━━━ PROVIDED RECORDS ━━━

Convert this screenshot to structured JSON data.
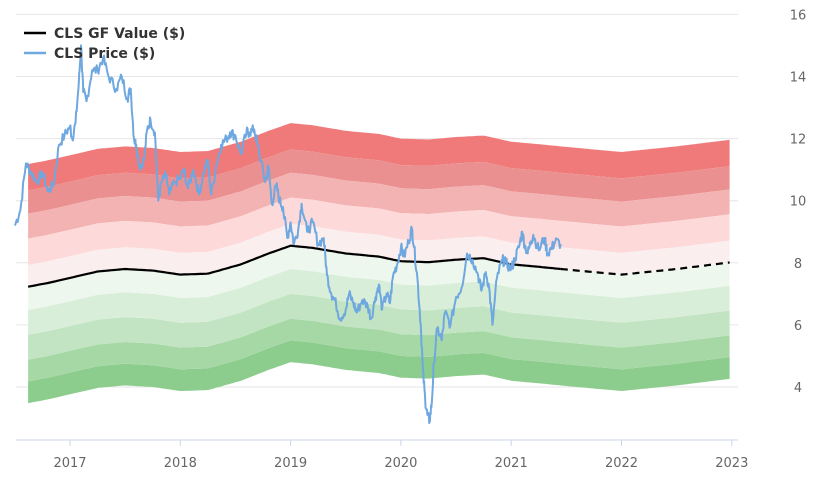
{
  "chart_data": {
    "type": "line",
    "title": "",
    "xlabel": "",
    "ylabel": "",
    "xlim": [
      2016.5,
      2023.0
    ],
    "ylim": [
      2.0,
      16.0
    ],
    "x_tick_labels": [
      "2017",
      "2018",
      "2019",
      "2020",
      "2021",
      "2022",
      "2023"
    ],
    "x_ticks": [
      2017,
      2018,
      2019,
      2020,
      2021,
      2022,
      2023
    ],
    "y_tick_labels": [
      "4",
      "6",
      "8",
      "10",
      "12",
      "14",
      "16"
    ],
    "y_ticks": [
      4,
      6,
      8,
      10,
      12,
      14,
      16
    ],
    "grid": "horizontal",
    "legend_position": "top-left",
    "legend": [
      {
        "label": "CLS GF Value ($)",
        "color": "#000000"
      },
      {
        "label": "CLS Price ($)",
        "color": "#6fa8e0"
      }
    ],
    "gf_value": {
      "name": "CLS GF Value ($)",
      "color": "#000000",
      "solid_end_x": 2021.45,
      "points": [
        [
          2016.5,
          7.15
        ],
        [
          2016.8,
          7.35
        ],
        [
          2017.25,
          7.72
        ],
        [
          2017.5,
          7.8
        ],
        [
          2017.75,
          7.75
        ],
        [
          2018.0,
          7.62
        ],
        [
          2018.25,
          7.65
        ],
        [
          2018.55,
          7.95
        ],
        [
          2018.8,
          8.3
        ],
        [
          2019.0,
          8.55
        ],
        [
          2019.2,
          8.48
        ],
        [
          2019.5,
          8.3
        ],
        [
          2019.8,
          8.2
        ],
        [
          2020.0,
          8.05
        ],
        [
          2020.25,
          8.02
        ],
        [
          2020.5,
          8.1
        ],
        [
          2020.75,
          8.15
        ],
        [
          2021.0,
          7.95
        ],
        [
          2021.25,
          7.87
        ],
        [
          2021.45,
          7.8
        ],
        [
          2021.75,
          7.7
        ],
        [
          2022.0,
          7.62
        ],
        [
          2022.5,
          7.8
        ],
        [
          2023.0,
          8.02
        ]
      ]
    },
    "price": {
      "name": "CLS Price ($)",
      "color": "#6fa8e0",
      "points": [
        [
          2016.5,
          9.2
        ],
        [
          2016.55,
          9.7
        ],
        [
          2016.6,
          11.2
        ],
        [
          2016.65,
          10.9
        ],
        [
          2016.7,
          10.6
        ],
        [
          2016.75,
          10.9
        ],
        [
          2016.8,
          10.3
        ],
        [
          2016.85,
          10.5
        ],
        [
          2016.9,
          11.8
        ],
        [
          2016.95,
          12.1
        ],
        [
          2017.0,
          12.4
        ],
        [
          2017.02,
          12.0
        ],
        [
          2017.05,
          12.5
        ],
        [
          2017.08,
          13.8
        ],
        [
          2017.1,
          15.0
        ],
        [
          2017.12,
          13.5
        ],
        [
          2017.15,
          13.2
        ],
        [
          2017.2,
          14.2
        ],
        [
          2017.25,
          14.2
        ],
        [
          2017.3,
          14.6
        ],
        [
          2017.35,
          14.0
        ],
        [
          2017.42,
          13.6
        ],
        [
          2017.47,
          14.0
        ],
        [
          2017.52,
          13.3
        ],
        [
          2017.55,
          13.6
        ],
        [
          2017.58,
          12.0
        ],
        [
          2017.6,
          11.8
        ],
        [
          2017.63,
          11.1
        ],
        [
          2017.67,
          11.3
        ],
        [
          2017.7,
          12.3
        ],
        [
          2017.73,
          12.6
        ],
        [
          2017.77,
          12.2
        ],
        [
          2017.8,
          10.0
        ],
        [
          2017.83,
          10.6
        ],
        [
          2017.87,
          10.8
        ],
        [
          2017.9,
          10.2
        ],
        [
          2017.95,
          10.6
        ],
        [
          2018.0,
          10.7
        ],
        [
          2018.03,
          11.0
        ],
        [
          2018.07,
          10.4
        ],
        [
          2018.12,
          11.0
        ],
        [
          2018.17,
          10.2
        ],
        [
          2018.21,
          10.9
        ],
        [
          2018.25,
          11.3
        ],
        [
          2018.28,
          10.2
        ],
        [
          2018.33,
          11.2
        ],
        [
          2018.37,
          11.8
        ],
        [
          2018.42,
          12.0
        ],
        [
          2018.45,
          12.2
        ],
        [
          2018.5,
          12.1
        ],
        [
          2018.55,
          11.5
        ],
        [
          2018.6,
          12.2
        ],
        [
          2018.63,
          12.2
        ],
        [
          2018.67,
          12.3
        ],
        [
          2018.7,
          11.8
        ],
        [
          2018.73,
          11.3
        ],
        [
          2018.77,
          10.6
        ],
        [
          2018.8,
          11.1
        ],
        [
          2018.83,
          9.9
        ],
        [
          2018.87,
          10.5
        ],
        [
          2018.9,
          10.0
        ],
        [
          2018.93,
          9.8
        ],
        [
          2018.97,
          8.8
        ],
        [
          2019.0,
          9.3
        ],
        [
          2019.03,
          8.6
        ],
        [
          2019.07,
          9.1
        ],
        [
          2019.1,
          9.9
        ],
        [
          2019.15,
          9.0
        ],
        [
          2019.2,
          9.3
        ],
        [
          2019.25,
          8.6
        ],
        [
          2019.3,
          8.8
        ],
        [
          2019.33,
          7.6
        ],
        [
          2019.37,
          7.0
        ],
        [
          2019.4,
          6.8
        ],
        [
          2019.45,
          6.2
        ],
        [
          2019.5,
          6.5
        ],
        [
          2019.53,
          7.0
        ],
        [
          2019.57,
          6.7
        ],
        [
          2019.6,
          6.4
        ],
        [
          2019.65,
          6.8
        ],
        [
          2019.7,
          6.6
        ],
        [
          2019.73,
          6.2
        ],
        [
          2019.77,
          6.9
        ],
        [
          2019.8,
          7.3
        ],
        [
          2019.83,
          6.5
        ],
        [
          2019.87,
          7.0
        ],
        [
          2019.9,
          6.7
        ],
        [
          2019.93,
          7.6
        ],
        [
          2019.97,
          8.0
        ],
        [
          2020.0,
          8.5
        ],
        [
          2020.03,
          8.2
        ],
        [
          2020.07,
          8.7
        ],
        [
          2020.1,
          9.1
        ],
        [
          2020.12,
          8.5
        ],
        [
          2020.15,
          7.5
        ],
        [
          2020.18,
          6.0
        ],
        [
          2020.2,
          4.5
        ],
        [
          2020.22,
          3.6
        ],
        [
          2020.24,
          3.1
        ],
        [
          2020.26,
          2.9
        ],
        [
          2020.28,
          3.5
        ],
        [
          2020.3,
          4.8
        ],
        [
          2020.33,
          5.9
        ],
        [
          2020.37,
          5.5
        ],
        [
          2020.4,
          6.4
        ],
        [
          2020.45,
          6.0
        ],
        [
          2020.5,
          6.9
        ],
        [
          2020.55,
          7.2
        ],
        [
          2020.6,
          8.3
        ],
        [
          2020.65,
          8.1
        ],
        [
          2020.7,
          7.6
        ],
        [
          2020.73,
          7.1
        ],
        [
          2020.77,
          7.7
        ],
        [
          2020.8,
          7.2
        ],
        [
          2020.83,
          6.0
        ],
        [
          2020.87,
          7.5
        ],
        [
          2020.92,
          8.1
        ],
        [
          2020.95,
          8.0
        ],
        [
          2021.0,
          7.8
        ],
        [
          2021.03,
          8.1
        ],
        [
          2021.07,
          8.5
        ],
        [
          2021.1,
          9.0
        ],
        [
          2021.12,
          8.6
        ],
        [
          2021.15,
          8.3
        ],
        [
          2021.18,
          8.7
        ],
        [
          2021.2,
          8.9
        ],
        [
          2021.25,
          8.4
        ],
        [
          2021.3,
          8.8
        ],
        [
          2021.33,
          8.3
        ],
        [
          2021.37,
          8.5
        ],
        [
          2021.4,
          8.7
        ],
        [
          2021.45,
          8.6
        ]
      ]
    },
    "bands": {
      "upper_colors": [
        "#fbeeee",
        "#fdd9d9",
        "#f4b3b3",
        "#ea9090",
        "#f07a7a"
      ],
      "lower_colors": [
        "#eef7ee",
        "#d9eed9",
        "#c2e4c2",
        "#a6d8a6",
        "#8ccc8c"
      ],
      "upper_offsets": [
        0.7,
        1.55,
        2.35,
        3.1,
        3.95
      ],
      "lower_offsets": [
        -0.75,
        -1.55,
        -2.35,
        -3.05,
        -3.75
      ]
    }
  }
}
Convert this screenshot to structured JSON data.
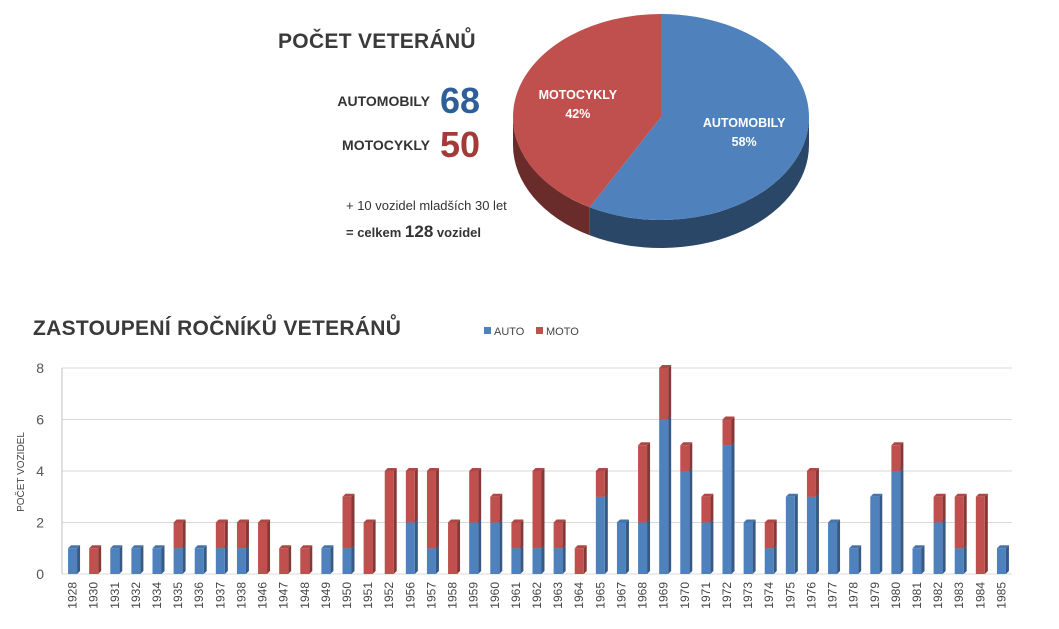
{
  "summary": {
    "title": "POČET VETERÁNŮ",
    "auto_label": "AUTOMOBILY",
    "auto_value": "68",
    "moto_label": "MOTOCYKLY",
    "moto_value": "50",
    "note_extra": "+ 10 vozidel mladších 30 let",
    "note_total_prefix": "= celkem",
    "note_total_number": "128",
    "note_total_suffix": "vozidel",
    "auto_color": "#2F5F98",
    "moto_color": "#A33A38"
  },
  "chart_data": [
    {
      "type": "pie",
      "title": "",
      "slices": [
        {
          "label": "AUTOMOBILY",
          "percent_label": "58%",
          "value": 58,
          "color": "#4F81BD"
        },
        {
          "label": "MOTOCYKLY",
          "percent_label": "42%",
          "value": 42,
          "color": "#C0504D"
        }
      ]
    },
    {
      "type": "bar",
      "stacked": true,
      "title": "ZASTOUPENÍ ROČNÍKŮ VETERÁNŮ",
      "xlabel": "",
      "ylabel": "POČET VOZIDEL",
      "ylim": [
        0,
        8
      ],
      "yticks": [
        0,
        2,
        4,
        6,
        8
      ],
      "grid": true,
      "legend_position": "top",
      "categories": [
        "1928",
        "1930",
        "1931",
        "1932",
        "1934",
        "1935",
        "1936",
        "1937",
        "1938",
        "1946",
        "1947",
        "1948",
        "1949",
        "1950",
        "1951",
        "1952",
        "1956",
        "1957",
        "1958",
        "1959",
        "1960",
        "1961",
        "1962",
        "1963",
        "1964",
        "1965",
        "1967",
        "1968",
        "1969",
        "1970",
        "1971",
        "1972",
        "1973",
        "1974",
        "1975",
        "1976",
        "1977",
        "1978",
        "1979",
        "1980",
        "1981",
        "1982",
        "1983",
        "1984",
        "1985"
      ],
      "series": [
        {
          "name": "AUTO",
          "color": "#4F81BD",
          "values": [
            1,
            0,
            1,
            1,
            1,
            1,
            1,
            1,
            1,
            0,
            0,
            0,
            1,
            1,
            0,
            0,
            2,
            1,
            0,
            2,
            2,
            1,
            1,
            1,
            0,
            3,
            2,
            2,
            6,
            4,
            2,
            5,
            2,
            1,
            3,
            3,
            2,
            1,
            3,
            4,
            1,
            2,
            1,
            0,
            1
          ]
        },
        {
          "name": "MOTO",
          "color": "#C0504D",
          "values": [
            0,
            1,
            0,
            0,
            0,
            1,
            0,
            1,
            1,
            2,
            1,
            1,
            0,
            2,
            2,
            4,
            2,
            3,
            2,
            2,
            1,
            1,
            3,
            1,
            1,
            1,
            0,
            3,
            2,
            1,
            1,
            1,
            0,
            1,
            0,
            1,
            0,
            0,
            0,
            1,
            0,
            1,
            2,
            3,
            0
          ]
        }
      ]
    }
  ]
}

━━━

WHAT THE EXERCISE ASKS
How many lines in the listing contain "VETERÁNŮ"? Answer with the number alone.

FULL OUTPUT
2